§ **INSTRUCTION A**: Can you switch "chevron-down-icon" to "dropdown-arrow-icon" throughout the records, between the lines holding "strikethrough-icon[interactable]: A ▾" and "font-color-icon[interactable]: A ▾", inclusive, and return those lines with nothing else altered?

§ **EXTRACT**:
[start]
1# TensorFlow Lite inference
2
3The term *inference* refers to the process of executing a TensorFlow Lite model
4on-device in order to make predictions based on input data. To perform an
5inference with a TensorFlow Lite model, you must run it through an
6*interpreter*. The TensorFlow Lite interpreter is designed to be lean and fast.
7The interpreter uses a static graph ordering and a custom (less-dynamic) memory
8allocator to ensure minimal load, initialization, and execution latency.
9
10This page describes how to access to the TensorFlow Lite interpreter and perform
11an inference using C++, Java, and Python, plus links to other resources for each
12[supported platform](#supported-platforms).
13
14[TOC]
15
16## Important concepts
17
18TensorFlow Lite inference typically follows the following steps:
19
201.  **Loading a model**
21
22    You must load the `.tflite` model into memory, which contains the model's
23    execution graph.
24
251.  **Transforming data**
26
27    Raw input data for the model generally does not match the input data format
28    expected by the model. For example, you might need to resize an image or
29    change the image format to be compatible with the model.
30
311.  **Running inference**
32
33    This step involves using the TensorFlow Lite API to execute the model. It
34    involves a few steps such as building the interpreter, and allocating
35    tensors, as described in the following sections.
[end]
§ **INSTRUCTION B**: Will you retype the part of the TensorFlow Lite inference page between "1# TensorFlow Lite" and "lean and fast.", inclusive, character for character?

§ **SUPPLIED MATERIAL**:
[start]
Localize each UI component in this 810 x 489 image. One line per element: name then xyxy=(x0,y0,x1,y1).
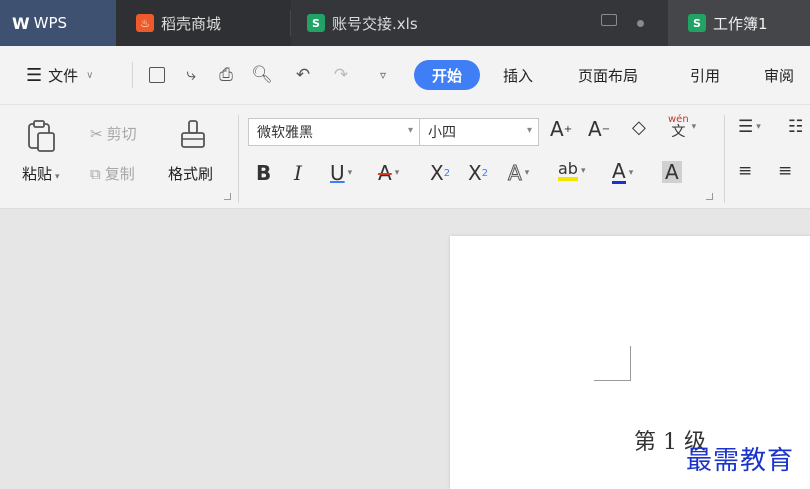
strikethrough-icon[interactable]: A ▾ xyxy=(378,161,399,185)
tab-insert[interactable]: 插入 xyxy=(503,46,533,104)
print-preview-icon[interactable]: 🔍︎ xyxy=(250,64,274,86)
grow-font-icon[interactable]: A + xyxy=(550,117,572,141)
ribbon-toolbar: 粘贴 ▾ ✂ 剪切 ⧉ 复制 格式刷 微软雅黑 ▾ 小四 ▾ A + A − ◇ wén 文… xyxy=(0,105,810,209)
ribbon-divider xyxy=(238,115,239,203)
copy-label: 复制 xyxy=(104,165,135,183)
tab-review[interactable]: 审阅 xyxy=(764,46,794,104)
phonetic-guide-icon[interactable]: wén 文 ▾ xyxy=(668,115,697,140)
chevron-down-icon: ▾ xyxy=(580,166,586,176)
tab-doc2-label: 工作簿1 xyxy=(713,14,768,33)
daoke-flame-icon: ♨ xyxy=(136,14,154,32)
export-pdf-icon[interactable]: ⤷ xyxy=(180,64,202,86)
menu-divider xyxy=(132,62,133,88)
hamburger-icon: ☰ xyxy=(26,64,43,86)
chevron-down-icon: ▾ xyxy=(524,168,530,178)
shrink-font-icon[interactable]: A − xyxy=(588,117,610,141)
watermark-logo: 最需教育 xyxy=(686,446,795,476)
cut-button[interactable]: ✂ 剪切 xyxy=(90,123,137,144)
font-name-select[interactable]: 微软雅黑 ▾ xyxy=(248,118,420,146)
spreadsheet-icon: S xyxy=(688,14,706,32)
tab-document-1[interactable]: S 账号交接.xls xyxy=(291,0,668,46)
save-icon[interactable] xyxy=(146,64,168,86)
chevron-down-icon: ▾ xyxy=(55,172,60,182)
character-shading-icon[interactable]: A xyxy=(662,161,682,183)
cut-label: 剪切 xyxy=(106,125,137,143)
bullet-list-icon[interactable]: ☰ ▾ xyxy=(738,117,761,137)
tab-wps-label: WPS xyxy=(33,14,68,32)
undo-icon[interactable]: ↶ xyxy=(292,64,314,86)
copy-icon: ⧉ xyxy=(90,165,101,183)
bold-icon[interactable]: B xyxy=(256,161,271,185)
tab-document-2[interactable]: S 工作簿1 xyxy=(668,0,810,46)
highlight-icon[interactable]: ab ▾ xyxy=(558,161,586,181)
chevron-down-icon: ▾ xyxy=(526,125,532,136)
tab-start[interactable]: 开始 xyxy=(414,60,480,90)
scissors-icon: ✂ xyxy=(90,125,103,143)
redo-icon[interactable]: ↷ xyxy=(330,64,352,86)
font-size-value: 小四 xyxy=(428,125,456,141)
align-center-icon[interactable]: ≡ xyxy=(778,161,792,181)
font-name-value: 微软雅黑 xyxy=(257,125,313,141)
file-menu[interactable]: ☰ 文件 ∨ xyxy=(26,46,93,104)
tab-daoke-label: 稻壳商城 xyxy=(161,14,222,33)
unsaved-dot-icon xyxy=(637,20,644,27)
tab-references[interactable]: 引用 xyxy=(690,46,720,104)
chevron-down-icon: ▾ xyxy=(394,168,400,178)
tab-page-layout[interactable]: 页面布局 xyxy=(578,46,638,104)
font-color-icon[interactable]: A ▾ xyxy=(612,161,633,184)
margin-corner-mark xyxy=(594,346,631,381)
chevron-down-icon: ▾ xyxy=(756,122,761,132)
print-icon[interactable]: ⎙ xyxy=(214,64,238,86)
superscript-icon[interactable]: X2 xyxy=(430,161,450,185)
text-effects-icon[interactable]: A ▾ xyxy=(508,161,530,186)
chevron-down-icon: ∨ xyxy=(86,69,94,81)
font-size-select[interactable]: 小四 ▾ xyxy=(419,118,539,146)
align-left-icon[interactable]: ≡ xyxy=(738,161,752,181)
chevron-down-icon: ▾ xyxy=(628,167,634,178)
numbered-list-icon[interactable]: ☷ xyxy=(788,117,803,137)
subscript-icon[interactable]: X2 xyxy=(468,161,488,185)
underline-icon[interactable]: U ▾ xyxy=(330,161,352,185)
format-painter-icon[interactable] xyxy=(178,119,208,151)
chevron-down-icon: ▾ xyxy=(691,122,697,132)
italic-icon[interactable]: I xyxy=(294,161,302,185)
paste-icon[interactable] xyxy=(24,119,60,155)
chevron-down-icon: ▾ xyxy=(347,168,353,178)
ribbon-divider xyxy=(724,115,725,203)
format-painter-button[interactable]: 格式刷 xyxy=(168,163,213,184)
monitor-icon[interactable] xyxy=(601,14,617,26)
copy-button[interactable]: ⧉ 复制 xyxy=(90,163,135,184)
spreadsheet-icon: S xyxy=(307,14,325,32)
tab-doc1-label: 账号交接.xls xyxy=(332,14,418,33)
font-dialog-launcher[interactable] xyxy=(706,193,713,200)
wps-logo-icon: W xyxy=(12,13,30,33)
customize-toolbar-icon[interactable]: ▿ xyxy=(372,64,394,86)
clear-format-icon[interactable]: ◇ xyxy=(632,117,646,138)
tab-wps-home[interactable]: W WPS xyxy=(0,0,116,46)
paste-button[interactable]: 粘贴 ▾ xyxy=(22,163,60,184)
paste-label: 粘贴 xyxy=(22,165,53,183)
clipboard-dialog-launcher[interactable] xyxy=(224,193,231,200)
title-tab-bar: W WPS ♨ 稻壳商城 S 账号交接.xls S 工作簿1 xyxy=(0,0,810,46)
tab-daoke-store[interactable]: ♨ 稻壳商城 xyxy=(116,0,290,46)
menu-bar: ☰ 文件 ∨ ⤷ ⎙ 🔍︎ ↶ ↷ ▿ 开始 插入 页面布局 引用 审阅 xyxy=(0,46,810,105)
file-menu-label: 文件 xyxy=(48,66,79,85)
chevron-down-icon: ▾ xyxy=(407,125,413,136)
[end]
§ **TASK RESULT A**:
strikethrough-icon[interactable]: A ▾ xyxy=(378,161,399,185)
tab-insert[interactable]: 插入 xyxy=(503,46,533,104)
print-preview-icon[interactable]: 🔍︎ xyxy=(250,64,274,86)
grow-font-icon[interactable]: A + xyxy=(550,117,572,141)
ribbon-toolbar: 粘贴 ▾ ✂ 剪切 ⧉ 复制 格式刷 微软雅黑 ▾ 小四 ▾ A + A − ◇ wén 文… xyxy=(0,105,810,209)
ribbon-divider xyxy=(238,115,239,203)
copy-label: 复制 xyxy=(104,165,135,183)
tab-review[interactable]: 审阅 xyxy=(764,46,794,104)
phonetic-guide-icon[interactable]: wén 文 ▾ xyxy=(668,115,697,140)
dropdown-arrow-icon: ▾ xyxy=(580,166,586,176)
tab-doc2-label: 工作簿1 xyxy=(713,14,768,33)
daoke-flame-icon: ♨ xyxy=(136,14,154,32)
export-pdf-icon[interactable]: ⤷ xyxy=(180,64,202,86)
menu-divider xyxy=(132,62,133,88)
hamburger-icon: ☰ xyxy=(26,64,43,86)
dropdown-arrow-icon: ▾ xyxy=(524,168,530,178)
shrink-font-icon[interactable]: A − xyxy=(588,117,610,141)
watermark-logo: 最需教育 xyxy=(686,446,795,476)
cut-button[interactable]: ✂ 剪切 xyxy=(90,123,137,144)
font-name-select[interactable]: 微软雅黑 ▾ xyxy=(248,118,420,146)
spreadsheet-icon: S xyxy=(688,14,706,32)
tab-document-1[interactable]: S 账号交接.xls xyxy=(291,0,668,46)
save-icon[interactable] xyxy=(146,64,168,86)
dropdown-arrow-icon: ▾ xyxy=(55,172,60,182)
character-shading-icon[interactable]: A xyxy=(662,161,682,183)
cut-label: 剪切 xyxy=(106,125,137,143)
bullet-list-icon[interactable]: ☰ ▾ xyxy=(738,117,761,137)
tab-wps-label: WPS xyxy=(33,14,68,32)
undo-icon[interactable]: ↶ xyxy=(292,64,314,86)
copy-icon: ⧉ xyxy=(90,165,101,183)
bold-icon[interactable]: B xyxy=(256,161,271,185)
tab-document-2[interactable]: S 工作簿1 xyxy=(668,0,810,46)
highlight-icon[interactable]: ab ▾ xyxy=(558,161,586,181)
dropdown-arrow-icon: ▾ xyxy=(526,125,532,136)
tab-start[interactable]: 开始 xyxy=(414,60,480,90)
scissors-icon: ✂ xyxy=(90,125,103,143)
redo-icon[interactable]: ↷ xyxy=(330,64,352,86)
font-size-value: 小四 xyxy=(428,125,456,141)
align-center-icon[interactable]: ≡ xyxy=(778,161,792,181)
font-name-value: 微软雅黑 xyxy=(257,125,313,141)
file-menu[interactable]: ☰ 文件 ∨ xyxy=(26,46,93,104)
tab-daoke-label: 稻壳商城 xyxy=(161,14,222,33)
unsaved-dot-icon xyxy=(637,20,644,27)
tab-references[interactable]: 引用 xyxy=(690,46,720,104)
dropdown-arrow-icon: ▾ xyxy=(394,168,400,178)
tab-page-layout[interactable]: 页面布局 xyxy=(578,46,638,104)
font-color-icon[interactable]: A ▾ xyxy=(612,161,633,184)

§ **TASK RESULT B**:
1# TensorFlow Lite inference
2
3The term *inference* refers to the process of executing a TensorFlow Lite model
4on-device in order to make predictions based on input data. To perform an
5inference with a TensorFlow Lite model, you must run it through an
6*interpreter*. The TensorFlow Lite interpreter is designed to be lean and fast.